* **Set problem**
The records that follow must be repeated verbatim, every one of them.

* **Records for this task**
+ + + +

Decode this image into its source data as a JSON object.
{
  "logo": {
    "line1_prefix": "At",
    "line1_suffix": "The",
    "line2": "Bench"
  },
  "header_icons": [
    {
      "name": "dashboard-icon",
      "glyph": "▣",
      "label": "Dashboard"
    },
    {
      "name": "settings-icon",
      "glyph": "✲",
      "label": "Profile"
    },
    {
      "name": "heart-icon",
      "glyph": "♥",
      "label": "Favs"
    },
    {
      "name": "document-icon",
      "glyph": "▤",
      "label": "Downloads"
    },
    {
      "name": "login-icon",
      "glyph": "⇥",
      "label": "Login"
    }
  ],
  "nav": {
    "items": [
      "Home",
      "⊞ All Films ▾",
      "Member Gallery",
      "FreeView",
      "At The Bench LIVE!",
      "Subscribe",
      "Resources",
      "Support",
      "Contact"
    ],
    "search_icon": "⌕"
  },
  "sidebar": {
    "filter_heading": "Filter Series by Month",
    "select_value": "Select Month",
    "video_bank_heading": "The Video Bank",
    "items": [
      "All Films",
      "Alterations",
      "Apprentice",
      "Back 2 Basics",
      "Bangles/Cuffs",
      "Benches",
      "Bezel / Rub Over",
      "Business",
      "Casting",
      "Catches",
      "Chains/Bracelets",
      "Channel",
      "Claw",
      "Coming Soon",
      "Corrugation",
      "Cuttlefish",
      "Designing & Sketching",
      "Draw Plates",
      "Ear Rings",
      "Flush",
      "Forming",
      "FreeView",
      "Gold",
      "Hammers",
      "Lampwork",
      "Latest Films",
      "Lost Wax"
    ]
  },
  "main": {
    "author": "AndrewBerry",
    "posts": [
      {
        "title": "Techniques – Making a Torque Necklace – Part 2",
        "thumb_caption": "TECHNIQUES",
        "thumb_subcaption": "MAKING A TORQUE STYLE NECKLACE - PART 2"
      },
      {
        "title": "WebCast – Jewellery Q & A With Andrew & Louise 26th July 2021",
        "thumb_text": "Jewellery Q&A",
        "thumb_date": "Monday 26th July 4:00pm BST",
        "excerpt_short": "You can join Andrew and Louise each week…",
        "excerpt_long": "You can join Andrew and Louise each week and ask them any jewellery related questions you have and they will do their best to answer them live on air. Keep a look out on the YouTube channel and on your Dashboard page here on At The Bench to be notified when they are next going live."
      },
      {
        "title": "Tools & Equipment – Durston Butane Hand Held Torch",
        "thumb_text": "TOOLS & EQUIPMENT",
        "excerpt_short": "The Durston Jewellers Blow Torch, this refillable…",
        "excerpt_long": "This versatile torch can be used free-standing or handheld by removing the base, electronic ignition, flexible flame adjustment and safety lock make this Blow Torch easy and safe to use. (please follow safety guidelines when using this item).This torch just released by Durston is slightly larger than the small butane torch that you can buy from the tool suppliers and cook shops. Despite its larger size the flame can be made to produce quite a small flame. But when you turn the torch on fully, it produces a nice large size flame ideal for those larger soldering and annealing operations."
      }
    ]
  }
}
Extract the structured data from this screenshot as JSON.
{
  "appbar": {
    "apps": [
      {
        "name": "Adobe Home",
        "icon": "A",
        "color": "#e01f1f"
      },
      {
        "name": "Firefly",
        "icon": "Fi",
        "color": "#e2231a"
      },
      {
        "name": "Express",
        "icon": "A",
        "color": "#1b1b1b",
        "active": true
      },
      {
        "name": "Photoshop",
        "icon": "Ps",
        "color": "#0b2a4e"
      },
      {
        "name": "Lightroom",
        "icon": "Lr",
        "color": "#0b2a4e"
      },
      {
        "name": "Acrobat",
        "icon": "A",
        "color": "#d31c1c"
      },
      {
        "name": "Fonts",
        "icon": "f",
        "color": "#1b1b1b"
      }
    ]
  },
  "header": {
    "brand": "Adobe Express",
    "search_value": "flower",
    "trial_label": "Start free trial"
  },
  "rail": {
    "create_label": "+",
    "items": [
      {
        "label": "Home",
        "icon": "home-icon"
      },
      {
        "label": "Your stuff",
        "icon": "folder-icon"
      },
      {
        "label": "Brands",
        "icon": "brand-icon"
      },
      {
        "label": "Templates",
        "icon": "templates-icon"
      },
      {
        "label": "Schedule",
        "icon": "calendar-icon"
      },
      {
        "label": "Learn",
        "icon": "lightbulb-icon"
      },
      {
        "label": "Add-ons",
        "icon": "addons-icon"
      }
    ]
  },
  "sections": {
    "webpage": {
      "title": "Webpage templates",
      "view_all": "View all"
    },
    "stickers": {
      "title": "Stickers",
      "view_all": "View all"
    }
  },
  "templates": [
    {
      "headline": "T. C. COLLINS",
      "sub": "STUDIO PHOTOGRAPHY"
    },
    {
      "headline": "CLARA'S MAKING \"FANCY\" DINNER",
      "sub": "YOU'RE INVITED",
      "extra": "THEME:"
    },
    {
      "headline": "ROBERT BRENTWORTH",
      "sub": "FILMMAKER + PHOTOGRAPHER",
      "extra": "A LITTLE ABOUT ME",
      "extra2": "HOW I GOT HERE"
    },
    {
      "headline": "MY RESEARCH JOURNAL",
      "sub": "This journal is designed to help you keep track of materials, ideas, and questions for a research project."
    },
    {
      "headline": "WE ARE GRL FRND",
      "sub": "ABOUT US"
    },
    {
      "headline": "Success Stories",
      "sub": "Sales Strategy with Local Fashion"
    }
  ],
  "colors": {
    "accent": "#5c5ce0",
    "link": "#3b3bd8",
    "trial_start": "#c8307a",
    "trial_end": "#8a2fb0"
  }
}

+ + + +

* **The answer**
Decode this image into its source data as a JSON object.
{
  "logo": {
    "line1_prefix": "At",
    "line1_suffix": "The",
    "line2": "Bench"
  },
  "header_icons": [
    {
      "name": "dashboard-icon",
      "glyph": "▣",
      "label": "Dashboard"
    },
    {
      "name": "settings-icon",
      "glyph": "✲",
      "label": "Profile"
    },
    {
      "name": "heart-icon",
      "glyph": "♥",
      "label": "Favs"
    },
    {
      "name": "document-icon",
      "glyph": "▤",
      "label": "Downloads"
    },
    {
      "name": "login-icon",
      "glyph": "⇥",
      "label": "Login"
    }
  ],
  "nav": {
    "items": [
      "Home",
      "⊞ All Films ▾",
      "Member Gallery",
      "FreeView",
      "At The Bench LIVE!",
      "Subscribe",
      "Resources",
      "Support",
      "Contact"
    ],
    "search_icon": "⌕"
  },
  "sidebar": {
    "filter_heading": "Filter Series by Month",
    "select_value": "Select Month",
    "video_bank_heading": "The Video Bank",
    "items": [
      "All Films",
      "Alterations",
      "Apprentice",
      "Back 2 Basics",
      "Bangles/Cuffs",
      "Benches",
      "Bezel / Rub Over",
      "Business",
      "Casting",
      "Catches",
      "Chains/Bracelets",
      "Channel",
      "Claw",
      "Coming Soon",
      "Corrugation",
      "Cuttlefish",
      "Designing & Sketching",
      "Draw Plates",
      "Ear Rings",
      "Flush",
      "Forming",
      "FreeView",
      "Gold",
      "Hammers",
      "Lampwork",
      "Latest Films",
      "Lost Wax"
    ]
  },
  "main": {
    "author": "AndrewBerry",
    "posts": [
      {
        "title": "Techniques – Making a Torque Necklace – Part 2",
        "thumb_caption": "TECHNIQUES",
        "thumb_subcaption": "MAKING A TORQUE STYLE NECKLACE - PART 2"
      },
      {
        "title": "WebCast – Jewellery Q & A With Andrew & Louise 26th July 2021",
        "thumb_text": "Jewellery Q&A",
        "thumb_date": "Monday 26th July 4:00pm BST",
        "excerpt_short": "You can join Andrew and Louise each week…",
        "excerpt_long": "You can join Andrew and Louise each week and ask them any jewellery related questions you have and they will do their best to answer them live on air. Keep a look out on the YouTube channel and on your Dashboard page here on At The Bench to be notified when they are next going live."
      },
      {
        "title": "Tools & Equipment – Durston Butane Hand Held Torch",
        "thumb_text": "TOOLS & EQUIPMENT",
        "excerpt_short": "The Durston Jewellers Blow Torch, this refillable…",
        "excerpt_long": "This versatile torch can be used free-standing or handheld by removing the base, electronic ignition, flexible flame adjustment and safety lock make this Blow Torch easy and safe to use. (please follow safety guidelines when using this item).This torch just released by Durston is slightly larger than the small butane torch that you can buy from the tool suppliers and cook shops. Despite its larger size the flame can be made to produce quite a small flame. But when you turn the torch on fully, it produces a nice large size flame ideal for those larger soldering and annealing operations."
      }
    ]
  }
}
Extract the structured data from this screenshot as JSON.
{
  "appbar": {
    "apps": [
      {
        "name": "Adobe Home",
        "icon": "A",
        "color": "#e01f1f"
      },
      {
        "name": "Firefly",
        "icon": "Fi",
        "color": "#e2231a"
      },
      {
        "name": "Express",
        "icon": "A",
        "color": "#1b1b1b",
        "active": true
      },
      {
        "name": "Photoshop",
        "icon": "Ps",
        "color": "#0b2a4e"
      },
      {
        "name": "Lightroom",
        "icon": "Lr",
        "color": "#0b2a4e"
      },
      {
        "name": "Acrobat",
        "icon": "A",
        "color": "#d31c1c"
      },
      {
        "name": "Fonts",
        "icon": "f",
        "color": "#1b1b1b"
      }
    ]
  },
  "header": {
    "brand": "Adobe Express",
    "search_value": "flower",
    "trial_label": "Start free trial"
  },
  "rail": {
    "create_label": "+",
    "items": [
      {
        "label": "Home",
        "icon": "home-icon"
      },
      {
        "label": "Your stuff",
        "icon": "folder-icon"
      },
      {
        "label": "Brands",
        "icon": "brand-icon"
      },
      {
        "label": "Templates",
        "icon": "templates-icon"
      },
      {
        "label": "Schedule",
        "icon": "calendar-icon"
      },
      {
        "label": "Learn",
        "icon": "lightbulb-icon"
      },
      {
        "label": "Add-ons",
        "icon": "addons-icon"
      }
    ]
  },
  "sections": {
    "webpage": {
      "title": "Webpage templates",
      "view_all": "View all"
    },
    "stickers": {
      "title": "Stickers",
      "view_all": "View all"
    }
  },
  "templates": [
    {
      "headline": "T. C. COLLINS",
      "sub": "STUDIO PHOTOGRAPHY"
    },
    {
      "headline": "CLARA'S MAKING \"FANCY\" DINNER",
      "sub": "YOU'RE INVITED",
      "extra": "THEME:"
    },
    {
      "headline": "ROBERT BRENTWORTH",
      "sub": "FILMMAKER + PHOTOGRAPHER",
      "extra": "A LITTLE ABOUT ME",
      "extra2": "HOW I GOT HERE"
    },
    {
      "headline": "MY RESEARCH JOURNAL",
      "sub": "This journal is designed to help you keep track of materials, ideas, and questions for a research project."
    },
    {
      "headline": "WE ARE GRL FRND",
      "sub": "ABOUT US"
    },
    {
      "headline": "Success Stories",
      "sub": "Sales Strategy with Local Fashion"
    }
  ],
  "colors": {
    "accent": "#5c5ce0",
    "link": "#3b3bd8",
    "trial_start": "#c8307a",
    "trial_end": "#8a2fb0"
  }
}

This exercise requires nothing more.